(Stored entries)
—————

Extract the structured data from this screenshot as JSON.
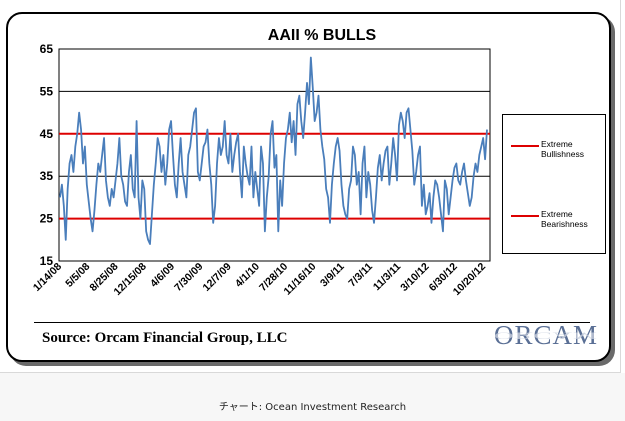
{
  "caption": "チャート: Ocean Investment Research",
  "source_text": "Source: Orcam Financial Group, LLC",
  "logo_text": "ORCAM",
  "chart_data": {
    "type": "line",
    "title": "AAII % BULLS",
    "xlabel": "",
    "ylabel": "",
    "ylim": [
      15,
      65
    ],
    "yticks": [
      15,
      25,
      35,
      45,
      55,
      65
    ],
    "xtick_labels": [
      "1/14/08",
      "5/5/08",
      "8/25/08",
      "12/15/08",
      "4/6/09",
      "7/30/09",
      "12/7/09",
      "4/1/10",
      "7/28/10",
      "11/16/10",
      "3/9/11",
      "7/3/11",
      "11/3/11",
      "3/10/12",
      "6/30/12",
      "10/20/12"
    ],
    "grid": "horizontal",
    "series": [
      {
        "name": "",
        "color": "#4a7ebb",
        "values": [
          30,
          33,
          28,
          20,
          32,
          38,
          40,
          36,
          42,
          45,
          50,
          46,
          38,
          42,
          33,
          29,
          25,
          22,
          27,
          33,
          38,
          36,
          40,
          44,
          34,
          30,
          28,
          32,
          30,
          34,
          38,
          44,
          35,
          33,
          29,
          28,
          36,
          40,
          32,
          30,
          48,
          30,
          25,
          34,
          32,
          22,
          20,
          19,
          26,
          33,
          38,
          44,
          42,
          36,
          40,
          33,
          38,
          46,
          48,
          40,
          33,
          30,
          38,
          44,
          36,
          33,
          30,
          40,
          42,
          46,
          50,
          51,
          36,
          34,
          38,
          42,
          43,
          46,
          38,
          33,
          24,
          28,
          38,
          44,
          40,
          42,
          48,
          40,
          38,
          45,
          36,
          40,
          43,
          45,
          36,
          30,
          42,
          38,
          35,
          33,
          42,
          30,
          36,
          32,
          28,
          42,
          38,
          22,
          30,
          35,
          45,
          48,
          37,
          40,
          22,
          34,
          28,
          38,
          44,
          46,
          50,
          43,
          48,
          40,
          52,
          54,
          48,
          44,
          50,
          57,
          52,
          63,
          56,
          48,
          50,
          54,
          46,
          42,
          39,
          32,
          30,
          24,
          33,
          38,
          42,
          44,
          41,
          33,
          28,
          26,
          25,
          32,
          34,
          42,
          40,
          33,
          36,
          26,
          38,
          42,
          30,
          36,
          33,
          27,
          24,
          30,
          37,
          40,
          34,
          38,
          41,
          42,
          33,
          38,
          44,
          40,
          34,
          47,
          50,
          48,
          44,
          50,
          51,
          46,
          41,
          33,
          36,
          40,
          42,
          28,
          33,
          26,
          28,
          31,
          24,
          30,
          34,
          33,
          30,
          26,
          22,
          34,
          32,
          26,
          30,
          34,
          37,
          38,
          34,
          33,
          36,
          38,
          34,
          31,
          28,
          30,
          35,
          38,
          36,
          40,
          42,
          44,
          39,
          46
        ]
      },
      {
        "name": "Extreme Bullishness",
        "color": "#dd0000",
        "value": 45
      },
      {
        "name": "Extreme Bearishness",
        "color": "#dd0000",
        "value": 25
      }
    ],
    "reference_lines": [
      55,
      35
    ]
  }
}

—————

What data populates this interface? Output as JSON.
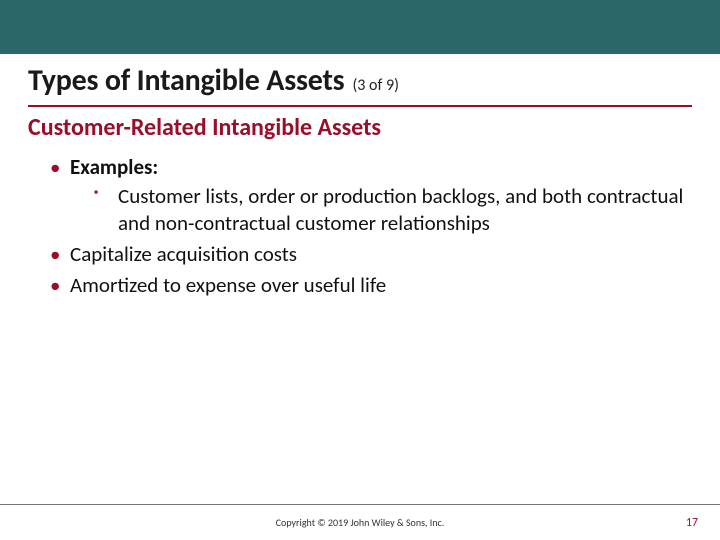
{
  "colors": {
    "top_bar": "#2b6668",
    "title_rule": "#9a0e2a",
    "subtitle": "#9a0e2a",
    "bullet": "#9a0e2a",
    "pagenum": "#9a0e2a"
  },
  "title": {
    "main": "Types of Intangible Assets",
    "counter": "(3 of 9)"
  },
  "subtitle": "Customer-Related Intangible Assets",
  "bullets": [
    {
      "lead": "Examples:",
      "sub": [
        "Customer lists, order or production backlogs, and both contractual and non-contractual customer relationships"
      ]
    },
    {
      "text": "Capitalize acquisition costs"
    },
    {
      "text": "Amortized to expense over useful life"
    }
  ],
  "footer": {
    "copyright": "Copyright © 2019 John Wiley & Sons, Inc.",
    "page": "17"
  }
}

—————

▶ [The exercise]:
Scan the records above for the string "Customer", then select every line that holds it.

▶ [Answer to the exercise]:
  "subtitle": "Customer-Related Intangible Assets",
        "Customer lists, order or production backlogs, and both contractual and non-contractual customer relationships"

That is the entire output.